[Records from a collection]

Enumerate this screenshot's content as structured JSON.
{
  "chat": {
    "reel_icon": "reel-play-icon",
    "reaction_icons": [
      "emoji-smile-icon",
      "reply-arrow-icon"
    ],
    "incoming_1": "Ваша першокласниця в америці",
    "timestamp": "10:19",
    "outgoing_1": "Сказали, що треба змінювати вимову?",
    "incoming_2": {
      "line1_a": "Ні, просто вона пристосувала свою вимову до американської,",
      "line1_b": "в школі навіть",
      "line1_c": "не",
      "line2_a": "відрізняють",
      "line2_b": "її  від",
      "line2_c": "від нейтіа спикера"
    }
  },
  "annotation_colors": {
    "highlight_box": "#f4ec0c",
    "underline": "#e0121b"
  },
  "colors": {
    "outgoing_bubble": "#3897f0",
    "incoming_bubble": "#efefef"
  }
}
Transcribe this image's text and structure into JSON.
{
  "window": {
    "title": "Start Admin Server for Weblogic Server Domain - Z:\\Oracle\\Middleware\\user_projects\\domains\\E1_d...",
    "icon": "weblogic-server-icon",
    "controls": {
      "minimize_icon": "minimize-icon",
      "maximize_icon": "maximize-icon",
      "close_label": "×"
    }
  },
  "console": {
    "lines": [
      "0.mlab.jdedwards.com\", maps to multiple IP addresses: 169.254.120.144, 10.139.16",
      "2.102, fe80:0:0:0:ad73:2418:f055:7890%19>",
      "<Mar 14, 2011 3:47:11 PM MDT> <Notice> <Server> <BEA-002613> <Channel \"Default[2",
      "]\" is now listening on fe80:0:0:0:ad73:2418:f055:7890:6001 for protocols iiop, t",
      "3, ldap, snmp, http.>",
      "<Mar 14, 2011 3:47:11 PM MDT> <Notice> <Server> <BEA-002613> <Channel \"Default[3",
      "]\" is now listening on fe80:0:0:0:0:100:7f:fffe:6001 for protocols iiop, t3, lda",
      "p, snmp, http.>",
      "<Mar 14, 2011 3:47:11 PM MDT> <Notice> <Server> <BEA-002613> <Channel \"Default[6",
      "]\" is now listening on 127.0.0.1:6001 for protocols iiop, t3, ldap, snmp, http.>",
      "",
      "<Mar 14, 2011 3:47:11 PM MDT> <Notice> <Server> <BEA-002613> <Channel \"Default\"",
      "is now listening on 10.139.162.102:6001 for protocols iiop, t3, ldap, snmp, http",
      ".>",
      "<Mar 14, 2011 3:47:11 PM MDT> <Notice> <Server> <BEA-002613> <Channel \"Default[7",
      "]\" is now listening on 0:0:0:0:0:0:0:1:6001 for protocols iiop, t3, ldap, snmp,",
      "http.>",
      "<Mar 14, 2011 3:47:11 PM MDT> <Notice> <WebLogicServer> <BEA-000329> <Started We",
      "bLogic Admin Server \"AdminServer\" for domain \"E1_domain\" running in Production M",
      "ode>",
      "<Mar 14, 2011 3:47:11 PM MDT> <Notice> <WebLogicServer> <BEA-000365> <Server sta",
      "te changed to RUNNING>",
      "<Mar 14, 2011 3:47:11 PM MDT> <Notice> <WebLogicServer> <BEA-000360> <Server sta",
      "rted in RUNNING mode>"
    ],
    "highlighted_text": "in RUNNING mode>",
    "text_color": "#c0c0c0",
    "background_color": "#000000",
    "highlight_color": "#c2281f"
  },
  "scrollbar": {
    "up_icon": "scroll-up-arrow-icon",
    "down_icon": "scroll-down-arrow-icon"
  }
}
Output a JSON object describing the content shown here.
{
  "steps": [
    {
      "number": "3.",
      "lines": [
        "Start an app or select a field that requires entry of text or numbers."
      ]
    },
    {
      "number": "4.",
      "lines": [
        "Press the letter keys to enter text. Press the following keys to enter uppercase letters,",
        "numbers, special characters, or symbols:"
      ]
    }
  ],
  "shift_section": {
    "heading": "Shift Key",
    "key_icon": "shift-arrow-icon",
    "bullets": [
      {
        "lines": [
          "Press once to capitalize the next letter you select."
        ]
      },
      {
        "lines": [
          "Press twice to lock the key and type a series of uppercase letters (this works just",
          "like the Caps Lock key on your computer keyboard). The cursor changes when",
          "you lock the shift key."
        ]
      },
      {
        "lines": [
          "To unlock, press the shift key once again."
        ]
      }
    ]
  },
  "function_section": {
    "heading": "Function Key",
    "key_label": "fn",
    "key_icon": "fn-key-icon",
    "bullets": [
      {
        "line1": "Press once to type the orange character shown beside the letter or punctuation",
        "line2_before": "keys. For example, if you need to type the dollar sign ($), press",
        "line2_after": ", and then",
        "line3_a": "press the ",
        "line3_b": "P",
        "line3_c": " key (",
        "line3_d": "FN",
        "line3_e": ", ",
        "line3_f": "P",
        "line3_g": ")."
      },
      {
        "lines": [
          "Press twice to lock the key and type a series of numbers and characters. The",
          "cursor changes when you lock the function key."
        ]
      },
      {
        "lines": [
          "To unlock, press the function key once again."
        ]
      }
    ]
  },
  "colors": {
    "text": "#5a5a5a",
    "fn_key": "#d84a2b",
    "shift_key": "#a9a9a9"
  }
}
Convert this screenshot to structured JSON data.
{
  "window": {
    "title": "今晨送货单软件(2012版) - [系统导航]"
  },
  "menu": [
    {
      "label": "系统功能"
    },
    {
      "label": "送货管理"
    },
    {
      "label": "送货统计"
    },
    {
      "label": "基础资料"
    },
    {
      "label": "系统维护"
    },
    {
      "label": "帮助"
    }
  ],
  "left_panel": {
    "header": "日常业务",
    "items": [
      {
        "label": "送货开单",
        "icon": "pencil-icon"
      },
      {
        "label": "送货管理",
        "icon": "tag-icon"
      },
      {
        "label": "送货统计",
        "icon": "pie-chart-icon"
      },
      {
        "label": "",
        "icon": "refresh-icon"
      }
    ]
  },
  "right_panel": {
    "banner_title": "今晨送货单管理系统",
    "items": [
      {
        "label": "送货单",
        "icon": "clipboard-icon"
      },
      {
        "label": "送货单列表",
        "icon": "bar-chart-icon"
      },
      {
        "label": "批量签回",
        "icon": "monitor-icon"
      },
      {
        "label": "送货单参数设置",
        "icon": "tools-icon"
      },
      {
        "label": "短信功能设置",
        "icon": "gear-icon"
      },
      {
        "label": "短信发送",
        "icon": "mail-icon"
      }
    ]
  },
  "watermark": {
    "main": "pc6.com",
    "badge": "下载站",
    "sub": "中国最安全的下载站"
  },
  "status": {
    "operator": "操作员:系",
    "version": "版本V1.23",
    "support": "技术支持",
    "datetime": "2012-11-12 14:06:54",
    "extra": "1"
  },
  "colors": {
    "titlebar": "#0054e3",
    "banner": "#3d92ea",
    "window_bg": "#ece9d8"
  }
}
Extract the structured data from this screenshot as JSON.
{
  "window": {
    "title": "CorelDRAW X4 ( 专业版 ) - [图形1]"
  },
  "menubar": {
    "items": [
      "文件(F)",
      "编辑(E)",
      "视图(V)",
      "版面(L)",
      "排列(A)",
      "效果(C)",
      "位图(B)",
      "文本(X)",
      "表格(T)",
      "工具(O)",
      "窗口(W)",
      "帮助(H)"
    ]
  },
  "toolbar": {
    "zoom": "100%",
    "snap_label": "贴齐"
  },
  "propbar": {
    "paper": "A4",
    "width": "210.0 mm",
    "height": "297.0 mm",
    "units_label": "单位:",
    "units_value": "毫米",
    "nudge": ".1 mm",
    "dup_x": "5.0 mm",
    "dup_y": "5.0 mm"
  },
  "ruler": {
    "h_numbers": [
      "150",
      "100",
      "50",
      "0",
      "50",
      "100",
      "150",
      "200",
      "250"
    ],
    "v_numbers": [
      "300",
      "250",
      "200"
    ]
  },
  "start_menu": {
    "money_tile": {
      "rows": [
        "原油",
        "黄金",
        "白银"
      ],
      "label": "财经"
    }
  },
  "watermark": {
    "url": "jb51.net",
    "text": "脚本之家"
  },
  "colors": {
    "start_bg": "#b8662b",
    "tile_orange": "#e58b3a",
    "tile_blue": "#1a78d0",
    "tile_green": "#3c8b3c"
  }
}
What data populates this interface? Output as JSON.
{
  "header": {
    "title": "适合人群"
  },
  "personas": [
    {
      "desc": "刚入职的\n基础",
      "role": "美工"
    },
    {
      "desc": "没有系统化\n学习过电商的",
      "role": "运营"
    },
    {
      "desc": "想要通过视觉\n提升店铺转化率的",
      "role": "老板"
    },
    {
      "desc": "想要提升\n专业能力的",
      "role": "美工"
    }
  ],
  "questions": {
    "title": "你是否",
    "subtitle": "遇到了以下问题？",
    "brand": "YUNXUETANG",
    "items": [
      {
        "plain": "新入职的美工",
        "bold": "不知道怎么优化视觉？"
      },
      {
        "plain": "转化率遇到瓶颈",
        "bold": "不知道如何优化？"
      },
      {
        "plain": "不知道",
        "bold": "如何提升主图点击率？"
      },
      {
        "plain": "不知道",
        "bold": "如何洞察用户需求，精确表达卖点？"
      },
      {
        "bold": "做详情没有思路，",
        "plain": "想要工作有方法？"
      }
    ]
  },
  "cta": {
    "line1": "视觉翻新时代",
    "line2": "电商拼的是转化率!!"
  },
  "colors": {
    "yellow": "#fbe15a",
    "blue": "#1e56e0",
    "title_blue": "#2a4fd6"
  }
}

## WORK TO COMPLETE
Each line of the material that holds the string "twice" counts once; give the total alone.

## WORKED SOLUTION
2